* _What needs to be done_
Show each line that has the string "Bilgisayar" in it.

[Start Task input]

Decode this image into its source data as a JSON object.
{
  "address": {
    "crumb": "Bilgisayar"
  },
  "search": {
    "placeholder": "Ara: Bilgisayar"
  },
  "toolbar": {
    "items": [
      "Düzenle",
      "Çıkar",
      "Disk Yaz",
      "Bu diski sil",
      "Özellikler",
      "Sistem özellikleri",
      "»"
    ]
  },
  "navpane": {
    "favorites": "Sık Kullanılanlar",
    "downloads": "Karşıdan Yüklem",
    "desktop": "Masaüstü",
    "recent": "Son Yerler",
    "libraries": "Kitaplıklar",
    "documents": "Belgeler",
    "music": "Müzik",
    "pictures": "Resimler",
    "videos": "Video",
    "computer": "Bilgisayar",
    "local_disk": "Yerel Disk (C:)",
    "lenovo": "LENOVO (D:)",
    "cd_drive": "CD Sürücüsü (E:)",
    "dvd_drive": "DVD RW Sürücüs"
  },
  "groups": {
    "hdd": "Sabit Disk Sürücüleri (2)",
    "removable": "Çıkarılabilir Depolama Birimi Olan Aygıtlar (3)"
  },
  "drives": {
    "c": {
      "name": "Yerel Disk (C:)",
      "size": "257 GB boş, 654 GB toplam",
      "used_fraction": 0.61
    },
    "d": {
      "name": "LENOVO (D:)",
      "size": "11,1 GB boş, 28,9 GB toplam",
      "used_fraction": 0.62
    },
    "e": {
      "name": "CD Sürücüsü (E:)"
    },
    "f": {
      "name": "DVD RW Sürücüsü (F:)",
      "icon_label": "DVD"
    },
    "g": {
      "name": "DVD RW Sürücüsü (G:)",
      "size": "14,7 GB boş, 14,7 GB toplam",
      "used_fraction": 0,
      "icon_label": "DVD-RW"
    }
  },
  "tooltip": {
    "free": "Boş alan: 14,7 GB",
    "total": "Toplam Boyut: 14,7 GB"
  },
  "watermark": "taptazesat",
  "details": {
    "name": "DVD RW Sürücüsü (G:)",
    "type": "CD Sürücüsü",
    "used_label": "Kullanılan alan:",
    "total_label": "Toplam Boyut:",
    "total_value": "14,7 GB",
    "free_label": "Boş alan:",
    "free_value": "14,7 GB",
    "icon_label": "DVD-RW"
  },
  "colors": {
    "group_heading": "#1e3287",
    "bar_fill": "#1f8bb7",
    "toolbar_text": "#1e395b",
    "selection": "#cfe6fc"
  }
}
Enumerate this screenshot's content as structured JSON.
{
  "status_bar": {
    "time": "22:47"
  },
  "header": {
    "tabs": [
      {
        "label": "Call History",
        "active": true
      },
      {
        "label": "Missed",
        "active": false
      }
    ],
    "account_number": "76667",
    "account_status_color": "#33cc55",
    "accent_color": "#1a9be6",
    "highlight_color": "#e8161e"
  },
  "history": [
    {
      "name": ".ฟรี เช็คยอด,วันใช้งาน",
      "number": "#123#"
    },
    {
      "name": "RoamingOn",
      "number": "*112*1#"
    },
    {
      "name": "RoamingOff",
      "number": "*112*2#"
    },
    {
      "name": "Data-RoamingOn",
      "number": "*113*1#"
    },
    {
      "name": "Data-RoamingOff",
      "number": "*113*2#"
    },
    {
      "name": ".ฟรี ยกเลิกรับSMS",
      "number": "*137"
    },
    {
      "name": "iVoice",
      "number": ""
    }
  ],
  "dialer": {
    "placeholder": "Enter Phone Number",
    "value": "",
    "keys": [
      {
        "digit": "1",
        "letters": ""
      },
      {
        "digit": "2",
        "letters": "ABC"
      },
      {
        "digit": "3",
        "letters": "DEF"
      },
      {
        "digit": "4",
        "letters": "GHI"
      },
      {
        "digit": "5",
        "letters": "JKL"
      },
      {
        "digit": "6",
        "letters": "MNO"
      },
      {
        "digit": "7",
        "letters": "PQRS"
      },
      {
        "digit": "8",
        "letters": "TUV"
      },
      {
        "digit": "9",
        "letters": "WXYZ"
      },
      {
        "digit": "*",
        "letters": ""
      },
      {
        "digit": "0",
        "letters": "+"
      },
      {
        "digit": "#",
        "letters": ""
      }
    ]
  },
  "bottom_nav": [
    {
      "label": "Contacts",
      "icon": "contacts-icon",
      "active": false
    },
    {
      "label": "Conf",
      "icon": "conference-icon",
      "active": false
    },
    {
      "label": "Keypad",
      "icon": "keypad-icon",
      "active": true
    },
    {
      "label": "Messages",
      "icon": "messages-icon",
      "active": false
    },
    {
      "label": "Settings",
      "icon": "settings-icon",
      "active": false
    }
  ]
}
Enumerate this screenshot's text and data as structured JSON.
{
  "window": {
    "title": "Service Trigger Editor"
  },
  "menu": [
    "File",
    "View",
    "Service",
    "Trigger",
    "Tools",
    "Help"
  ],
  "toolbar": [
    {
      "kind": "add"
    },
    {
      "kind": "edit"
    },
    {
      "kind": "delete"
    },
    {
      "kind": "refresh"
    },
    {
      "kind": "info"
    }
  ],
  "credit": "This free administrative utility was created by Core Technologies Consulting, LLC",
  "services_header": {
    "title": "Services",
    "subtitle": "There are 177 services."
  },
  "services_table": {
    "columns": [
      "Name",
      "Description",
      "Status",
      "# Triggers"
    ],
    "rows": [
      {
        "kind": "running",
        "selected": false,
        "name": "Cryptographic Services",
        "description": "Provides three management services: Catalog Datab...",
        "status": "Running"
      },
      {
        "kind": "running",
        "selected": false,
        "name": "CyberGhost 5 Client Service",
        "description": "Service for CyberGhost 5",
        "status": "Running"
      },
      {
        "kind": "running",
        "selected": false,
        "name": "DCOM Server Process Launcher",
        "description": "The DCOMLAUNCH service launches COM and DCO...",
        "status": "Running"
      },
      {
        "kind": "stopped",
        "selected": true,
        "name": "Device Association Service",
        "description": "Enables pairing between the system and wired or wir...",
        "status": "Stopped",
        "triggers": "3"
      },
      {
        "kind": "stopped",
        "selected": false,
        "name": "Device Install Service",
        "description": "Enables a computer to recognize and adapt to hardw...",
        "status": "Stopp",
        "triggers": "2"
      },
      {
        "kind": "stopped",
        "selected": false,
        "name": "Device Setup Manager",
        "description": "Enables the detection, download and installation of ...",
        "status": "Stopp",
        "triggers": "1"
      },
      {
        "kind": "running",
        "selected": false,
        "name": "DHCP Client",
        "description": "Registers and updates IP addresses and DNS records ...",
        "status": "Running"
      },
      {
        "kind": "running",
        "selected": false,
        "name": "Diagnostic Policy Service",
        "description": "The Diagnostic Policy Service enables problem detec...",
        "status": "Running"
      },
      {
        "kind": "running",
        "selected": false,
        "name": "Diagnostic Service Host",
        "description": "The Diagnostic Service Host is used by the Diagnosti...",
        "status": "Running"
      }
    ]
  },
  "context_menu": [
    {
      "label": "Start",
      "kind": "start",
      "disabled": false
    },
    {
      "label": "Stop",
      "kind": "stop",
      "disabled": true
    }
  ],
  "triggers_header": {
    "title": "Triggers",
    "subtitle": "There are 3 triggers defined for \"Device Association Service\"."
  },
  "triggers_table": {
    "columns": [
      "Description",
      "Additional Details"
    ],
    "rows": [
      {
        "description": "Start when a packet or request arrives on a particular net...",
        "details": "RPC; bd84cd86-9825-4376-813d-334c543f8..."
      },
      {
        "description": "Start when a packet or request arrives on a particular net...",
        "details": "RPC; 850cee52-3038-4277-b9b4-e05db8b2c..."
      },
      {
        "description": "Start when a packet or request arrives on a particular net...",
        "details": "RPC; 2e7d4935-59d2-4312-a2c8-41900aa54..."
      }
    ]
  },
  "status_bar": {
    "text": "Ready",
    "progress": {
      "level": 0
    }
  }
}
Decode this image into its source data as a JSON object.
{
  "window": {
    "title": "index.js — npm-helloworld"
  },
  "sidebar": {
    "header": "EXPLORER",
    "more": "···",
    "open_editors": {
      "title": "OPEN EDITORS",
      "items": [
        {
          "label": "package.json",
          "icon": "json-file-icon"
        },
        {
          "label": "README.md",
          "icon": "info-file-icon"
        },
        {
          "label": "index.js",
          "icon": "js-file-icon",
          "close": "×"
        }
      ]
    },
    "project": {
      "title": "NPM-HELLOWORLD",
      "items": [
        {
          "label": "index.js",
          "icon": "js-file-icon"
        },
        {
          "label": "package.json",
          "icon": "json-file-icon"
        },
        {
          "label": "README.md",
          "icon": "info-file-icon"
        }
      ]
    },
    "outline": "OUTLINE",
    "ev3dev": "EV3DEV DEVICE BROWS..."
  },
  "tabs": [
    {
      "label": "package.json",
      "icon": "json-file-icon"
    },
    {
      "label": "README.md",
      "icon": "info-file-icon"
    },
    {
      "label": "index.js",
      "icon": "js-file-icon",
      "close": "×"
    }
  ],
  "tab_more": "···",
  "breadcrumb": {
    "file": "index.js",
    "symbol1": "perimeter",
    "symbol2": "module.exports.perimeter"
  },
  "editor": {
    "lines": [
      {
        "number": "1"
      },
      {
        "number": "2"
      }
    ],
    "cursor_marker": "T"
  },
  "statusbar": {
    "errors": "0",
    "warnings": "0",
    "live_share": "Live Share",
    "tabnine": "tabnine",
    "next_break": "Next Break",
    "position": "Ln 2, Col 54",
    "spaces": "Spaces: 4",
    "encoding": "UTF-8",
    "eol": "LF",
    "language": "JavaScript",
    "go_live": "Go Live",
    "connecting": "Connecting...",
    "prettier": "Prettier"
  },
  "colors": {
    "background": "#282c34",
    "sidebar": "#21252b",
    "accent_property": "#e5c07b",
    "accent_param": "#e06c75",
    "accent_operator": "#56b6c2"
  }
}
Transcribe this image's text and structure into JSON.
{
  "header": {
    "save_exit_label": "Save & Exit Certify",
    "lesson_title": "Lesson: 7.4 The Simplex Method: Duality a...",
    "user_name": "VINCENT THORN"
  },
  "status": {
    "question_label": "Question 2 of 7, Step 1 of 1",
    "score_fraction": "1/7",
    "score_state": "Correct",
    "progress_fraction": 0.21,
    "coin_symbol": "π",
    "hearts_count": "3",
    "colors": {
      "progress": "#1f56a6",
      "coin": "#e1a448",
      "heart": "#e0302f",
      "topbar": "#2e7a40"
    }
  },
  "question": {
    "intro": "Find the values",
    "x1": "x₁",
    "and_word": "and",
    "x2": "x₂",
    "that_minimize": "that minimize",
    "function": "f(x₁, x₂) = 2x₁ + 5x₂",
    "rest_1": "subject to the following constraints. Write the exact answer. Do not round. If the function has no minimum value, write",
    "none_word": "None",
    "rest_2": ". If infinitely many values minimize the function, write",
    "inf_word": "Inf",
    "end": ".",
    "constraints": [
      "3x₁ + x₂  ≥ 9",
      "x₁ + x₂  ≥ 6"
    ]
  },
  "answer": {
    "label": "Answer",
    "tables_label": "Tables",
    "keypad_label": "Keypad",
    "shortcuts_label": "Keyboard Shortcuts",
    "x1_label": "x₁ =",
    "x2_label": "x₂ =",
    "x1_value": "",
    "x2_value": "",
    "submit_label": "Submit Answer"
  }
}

[End Task input]

* _Finished task_
    "crumb": "Bilgisayar"
    "placeholder": "Ara: Bilgisayar"
    "computer": "Bilgisayar",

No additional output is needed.